>> BEGIN Records to process

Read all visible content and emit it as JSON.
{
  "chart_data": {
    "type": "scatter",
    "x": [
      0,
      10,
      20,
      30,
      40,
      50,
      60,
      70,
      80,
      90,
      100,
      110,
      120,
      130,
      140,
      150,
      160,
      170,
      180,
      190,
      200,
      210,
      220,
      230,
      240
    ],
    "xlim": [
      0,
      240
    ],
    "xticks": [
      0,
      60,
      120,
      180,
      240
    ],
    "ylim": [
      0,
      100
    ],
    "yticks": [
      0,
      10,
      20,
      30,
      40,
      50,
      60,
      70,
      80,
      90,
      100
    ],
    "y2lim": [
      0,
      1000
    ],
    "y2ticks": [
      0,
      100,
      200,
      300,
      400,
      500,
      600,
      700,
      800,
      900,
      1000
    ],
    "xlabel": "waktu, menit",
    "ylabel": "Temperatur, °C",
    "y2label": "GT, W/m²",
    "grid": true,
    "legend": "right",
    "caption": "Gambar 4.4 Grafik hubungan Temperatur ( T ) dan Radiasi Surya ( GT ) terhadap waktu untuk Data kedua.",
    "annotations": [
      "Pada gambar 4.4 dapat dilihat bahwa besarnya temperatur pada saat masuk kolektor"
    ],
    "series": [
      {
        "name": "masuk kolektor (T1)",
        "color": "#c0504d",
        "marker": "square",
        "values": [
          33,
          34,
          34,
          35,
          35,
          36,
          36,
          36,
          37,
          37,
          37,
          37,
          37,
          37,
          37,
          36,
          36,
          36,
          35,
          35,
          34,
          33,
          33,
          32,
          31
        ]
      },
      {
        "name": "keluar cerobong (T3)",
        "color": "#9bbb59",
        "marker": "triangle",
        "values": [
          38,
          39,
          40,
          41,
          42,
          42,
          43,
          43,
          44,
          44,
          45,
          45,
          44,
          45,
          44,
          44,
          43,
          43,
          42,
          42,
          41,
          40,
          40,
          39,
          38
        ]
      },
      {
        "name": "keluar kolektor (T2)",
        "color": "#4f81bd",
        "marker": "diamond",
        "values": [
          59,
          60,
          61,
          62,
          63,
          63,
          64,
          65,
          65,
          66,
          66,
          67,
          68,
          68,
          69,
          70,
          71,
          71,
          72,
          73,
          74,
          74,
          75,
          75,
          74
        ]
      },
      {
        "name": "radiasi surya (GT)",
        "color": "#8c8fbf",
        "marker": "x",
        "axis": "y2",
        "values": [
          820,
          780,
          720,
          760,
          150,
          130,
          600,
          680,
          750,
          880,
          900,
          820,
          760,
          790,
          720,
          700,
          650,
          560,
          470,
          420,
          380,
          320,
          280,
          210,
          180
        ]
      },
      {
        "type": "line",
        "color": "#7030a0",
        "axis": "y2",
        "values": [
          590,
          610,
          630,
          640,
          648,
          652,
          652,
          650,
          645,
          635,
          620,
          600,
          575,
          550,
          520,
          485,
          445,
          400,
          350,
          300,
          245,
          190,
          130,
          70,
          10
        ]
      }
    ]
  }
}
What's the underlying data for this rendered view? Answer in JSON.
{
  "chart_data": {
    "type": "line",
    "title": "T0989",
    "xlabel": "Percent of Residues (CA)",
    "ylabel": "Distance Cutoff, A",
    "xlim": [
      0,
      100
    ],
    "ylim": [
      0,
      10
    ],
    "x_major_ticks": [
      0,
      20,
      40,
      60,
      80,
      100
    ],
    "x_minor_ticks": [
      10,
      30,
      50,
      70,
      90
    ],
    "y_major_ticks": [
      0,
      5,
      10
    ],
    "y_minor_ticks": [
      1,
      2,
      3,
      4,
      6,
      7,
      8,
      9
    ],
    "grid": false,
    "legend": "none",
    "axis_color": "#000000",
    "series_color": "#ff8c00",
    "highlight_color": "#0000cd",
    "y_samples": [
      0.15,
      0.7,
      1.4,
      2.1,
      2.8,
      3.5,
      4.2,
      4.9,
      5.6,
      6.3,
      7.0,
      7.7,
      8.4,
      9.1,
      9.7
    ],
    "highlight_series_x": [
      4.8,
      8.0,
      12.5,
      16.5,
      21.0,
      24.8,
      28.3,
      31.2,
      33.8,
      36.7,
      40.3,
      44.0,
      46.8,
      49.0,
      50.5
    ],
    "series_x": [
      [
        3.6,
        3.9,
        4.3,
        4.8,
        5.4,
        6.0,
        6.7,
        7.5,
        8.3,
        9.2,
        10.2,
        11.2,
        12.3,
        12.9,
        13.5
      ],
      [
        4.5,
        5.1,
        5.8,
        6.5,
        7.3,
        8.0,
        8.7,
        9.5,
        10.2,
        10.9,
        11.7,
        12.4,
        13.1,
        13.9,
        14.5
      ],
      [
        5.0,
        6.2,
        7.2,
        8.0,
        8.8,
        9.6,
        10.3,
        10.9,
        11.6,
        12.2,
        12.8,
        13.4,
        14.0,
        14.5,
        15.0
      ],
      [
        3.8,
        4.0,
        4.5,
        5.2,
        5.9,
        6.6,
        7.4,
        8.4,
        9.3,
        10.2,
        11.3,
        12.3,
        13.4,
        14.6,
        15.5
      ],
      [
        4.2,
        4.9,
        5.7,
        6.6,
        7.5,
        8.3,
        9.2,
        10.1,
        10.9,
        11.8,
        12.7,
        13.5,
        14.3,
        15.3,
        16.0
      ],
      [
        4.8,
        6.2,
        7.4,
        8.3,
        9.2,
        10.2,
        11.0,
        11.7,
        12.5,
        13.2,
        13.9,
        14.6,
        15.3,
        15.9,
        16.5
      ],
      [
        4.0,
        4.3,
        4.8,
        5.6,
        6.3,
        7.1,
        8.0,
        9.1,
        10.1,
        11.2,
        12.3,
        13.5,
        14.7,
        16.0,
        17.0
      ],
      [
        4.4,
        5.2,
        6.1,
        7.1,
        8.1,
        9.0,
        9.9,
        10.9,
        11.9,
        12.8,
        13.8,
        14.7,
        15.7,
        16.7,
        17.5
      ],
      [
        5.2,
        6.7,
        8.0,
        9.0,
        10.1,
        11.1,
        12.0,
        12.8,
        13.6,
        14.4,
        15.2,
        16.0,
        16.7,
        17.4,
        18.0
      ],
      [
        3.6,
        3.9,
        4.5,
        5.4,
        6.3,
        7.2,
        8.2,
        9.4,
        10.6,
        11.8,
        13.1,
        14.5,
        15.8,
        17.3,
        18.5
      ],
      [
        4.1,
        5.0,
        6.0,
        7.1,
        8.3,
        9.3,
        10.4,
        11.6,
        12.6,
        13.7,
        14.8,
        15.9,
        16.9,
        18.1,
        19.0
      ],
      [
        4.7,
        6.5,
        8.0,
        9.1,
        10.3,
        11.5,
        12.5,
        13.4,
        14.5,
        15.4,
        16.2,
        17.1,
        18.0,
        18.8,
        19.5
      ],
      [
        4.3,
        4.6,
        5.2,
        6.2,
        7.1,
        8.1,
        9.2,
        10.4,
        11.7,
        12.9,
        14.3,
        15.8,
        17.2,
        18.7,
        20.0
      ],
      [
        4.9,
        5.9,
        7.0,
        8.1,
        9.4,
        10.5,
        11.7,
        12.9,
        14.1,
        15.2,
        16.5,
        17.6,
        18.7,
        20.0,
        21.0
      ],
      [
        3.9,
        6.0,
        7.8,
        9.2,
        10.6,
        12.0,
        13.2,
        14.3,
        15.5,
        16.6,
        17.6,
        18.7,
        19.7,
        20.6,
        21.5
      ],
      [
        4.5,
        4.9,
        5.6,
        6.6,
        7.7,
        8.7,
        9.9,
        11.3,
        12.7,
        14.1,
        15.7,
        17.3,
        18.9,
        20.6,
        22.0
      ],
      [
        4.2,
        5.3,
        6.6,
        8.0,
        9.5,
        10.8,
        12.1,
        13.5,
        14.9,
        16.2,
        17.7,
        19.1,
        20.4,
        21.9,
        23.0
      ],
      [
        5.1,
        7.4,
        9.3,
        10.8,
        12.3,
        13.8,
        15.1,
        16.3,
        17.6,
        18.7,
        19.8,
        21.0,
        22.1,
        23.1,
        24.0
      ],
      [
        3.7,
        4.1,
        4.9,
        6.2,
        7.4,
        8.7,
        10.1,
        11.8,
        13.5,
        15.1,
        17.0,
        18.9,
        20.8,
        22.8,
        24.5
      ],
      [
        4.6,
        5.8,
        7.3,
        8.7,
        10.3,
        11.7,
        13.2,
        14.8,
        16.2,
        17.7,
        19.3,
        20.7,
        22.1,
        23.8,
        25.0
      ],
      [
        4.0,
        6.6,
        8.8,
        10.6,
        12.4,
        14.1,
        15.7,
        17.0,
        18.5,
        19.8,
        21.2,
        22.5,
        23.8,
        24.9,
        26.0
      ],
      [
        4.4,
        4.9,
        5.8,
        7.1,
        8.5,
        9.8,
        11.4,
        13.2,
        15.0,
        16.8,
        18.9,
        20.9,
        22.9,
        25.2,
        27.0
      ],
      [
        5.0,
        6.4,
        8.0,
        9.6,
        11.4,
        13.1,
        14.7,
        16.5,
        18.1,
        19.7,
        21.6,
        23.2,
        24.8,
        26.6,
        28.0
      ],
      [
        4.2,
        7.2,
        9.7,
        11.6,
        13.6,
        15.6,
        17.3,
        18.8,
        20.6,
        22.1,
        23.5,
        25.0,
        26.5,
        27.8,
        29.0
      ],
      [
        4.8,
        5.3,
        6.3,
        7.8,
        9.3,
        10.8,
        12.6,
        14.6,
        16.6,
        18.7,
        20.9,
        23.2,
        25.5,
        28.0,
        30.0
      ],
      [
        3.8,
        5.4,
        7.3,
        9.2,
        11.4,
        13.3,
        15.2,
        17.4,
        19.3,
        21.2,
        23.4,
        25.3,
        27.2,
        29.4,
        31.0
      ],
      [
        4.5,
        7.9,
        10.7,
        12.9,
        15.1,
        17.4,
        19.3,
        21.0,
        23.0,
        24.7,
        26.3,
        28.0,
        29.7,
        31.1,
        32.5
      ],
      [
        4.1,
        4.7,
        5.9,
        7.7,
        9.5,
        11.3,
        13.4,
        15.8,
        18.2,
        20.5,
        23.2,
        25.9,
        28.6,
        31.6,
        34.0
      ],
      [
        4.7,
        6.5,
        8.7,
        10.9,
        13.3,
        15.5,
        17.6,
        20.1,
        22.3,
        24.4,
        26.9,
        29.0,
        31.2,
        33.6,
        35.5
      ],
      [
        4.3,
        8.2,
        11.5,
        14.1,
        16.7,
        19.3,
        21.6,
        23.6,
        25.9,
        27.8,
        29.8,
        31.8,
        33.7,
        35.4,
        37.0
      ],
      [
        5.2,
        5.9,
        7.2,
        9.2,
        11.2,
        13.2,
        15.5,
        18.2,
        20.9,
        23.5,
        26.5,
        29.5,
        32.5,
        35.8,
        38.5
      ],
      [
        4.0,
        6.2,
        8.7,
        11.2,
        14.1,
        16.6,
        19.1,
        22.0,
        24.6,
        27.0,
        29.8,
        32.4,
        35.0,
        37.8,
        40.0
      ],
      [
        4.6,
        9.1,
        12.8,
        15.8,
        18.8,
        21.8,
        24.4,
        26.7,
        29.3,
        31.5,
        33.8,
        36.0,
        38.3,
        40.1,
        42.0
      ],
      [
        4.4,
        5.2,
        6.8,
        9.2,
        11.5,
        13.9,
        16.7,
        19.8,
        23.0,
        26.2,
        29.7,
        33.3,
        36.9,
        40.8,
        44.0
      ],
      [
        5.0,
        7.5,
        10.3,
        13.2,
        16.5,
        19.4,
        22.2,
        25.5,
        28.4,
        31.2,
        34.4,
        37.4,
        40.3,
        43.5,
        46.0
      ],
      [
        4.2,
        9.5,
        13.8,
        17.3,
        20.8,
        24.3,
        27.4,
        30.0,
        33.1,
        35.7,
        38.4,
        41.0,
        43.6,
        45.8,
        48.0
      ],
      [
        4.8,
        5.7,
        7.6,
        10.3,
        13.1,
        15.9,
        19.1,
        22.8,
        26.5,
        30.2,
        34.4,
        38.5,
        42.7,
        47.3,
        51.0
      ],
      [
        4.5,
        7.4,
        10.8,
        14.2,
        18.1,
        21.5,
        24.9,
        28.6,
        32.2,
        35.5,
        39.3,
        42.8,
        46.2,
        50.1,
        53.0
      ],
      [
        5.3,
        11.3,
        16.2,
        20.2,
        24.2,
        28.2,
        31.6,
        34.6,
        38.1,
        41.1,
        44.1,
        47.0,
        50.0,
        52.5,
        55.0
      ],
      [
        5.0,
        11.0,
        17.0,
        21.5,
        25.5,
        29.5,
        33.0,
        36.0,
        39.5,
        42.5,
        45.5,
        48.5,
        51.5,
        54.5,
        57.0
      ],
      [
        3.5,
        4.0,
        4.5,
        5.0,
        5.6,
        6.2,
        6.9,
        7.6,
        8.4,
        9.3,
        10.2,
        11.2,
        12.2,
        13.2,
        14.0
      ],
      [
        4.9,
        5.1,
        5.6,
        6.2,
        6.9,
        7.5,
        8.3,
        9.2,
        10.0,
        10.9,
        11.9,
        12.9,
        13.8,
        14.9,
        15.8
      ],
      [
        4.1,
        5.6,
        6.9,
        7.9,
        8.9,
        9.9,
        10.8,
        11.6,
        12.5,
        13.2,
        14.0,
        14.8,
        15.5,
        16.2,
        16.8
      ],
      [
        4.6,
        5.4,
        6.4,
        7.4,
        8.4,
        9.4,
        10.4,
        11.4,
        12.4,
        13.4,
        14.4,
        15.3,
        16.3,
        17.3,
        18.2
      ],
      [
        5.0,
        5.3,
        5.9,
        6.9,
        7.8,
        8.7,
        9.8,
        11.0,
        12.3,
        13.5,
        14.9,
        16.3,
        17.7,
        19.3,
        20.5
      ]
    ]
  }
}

>> END Records to process

■ Task requirements ■
Some lines of the data may hold the word "kolektor". Say how many do, with nothing else.

■ Written solution ■
3